Extracted records
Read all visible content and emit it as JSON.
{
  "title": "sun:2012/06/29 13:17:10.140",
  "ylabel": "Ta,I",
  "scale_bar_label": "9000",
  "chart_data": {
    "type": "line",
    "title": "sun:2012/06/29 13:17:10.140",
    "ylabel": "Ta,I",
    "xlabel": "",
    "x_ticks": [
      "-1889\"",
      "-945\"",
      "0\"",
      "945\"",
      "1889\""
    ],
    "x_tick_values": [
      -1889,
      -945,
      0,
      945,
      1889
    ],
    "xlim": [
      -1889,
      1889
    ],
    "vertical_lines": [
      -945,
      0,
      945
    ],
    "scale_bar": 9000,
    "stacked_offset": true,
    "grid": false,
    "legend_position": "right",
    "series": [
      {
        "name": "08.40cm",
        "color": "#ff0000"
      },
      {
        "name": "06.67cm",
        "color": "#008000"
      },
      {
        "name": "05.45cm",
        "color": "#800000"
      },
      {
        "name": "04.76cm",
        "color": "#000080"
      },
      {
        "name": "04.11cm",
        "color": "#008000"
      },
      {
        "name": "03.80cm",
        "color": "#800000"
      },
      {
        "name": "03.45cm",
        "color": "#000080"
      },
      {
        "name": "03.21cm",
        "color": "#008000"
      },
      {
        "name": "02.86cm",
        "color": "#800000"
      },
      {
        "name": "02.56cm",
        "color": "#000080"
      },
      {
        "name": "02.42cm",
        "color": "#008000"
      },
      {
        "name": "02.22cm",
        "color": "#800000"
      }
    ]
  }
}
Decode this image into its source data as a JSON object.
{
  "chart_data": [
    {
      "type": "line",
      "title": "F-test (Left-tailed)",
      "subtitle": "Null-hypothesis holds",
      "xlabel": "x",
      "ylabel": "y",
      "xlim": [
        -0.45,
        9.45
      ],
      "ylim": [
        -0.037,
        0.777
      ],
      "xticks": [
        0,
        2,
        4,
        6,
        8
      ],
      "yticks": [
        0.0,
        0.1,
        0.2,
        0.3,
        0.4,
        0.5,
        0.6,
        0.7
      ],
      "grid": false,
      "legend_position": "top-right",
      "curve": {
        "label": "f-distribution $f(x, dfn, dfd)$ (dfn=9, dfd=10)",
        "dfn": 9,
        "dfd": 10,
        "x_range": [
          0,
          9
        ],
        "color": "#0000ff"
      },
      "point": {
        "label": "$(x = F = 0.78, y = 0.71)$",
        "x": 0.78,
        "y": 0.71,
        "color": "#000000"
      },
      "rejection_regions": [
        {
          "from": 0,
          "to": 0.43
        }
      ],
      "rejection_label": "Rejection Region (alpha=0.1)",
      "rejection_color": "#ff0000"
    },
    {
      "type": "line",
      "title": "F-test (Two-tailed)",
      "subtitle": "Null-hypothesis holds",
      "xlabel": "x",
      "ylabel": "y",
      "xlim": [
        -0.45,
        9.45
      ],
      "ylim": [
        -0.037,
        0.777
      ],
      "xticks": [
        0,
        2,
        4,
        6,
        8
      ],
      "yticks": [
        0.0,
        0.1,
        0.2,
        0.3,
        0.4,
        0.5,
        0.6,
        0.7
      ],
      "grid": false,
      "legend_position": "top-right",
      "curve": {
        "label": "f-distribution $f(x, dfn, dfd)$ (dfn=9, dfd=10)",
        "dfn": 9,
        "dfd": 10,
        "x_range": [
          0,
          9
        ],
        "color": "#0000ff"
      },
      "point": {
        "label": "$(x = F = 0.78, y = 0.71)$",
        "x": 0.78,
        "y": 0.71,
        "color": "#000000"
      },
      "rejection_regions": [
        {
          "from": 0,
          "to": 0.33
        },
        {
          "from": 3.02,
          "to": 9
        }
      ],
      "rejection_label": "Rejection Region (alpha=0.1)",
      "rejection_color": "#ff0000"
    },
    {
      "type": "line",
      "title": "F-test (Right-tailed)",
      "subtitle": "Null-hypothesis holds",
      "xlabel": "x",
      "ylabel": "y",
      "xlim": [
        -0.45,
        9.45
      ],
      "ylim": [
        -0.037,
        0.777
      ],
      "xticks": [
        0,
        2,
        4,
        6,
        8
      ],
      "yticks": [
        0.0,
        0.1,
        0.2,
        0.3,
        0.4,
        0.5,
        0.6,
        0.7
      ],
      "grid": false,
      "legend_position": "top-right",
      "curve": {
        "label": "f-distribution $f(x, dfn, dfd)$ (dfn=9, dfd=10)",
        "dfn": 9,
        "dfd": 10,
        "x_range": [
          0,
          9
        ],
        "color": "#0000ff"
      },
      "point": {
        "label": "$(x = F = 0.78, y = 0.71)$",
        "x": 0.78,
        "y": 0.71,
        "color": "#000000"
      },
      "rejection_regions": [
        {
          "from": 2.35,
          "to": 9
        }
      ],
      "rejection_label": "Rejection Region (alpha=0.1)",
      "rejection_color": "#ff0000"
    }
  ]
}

Task requirements
State the number of lines that contain the string "name", with no other words.

Expected answer
12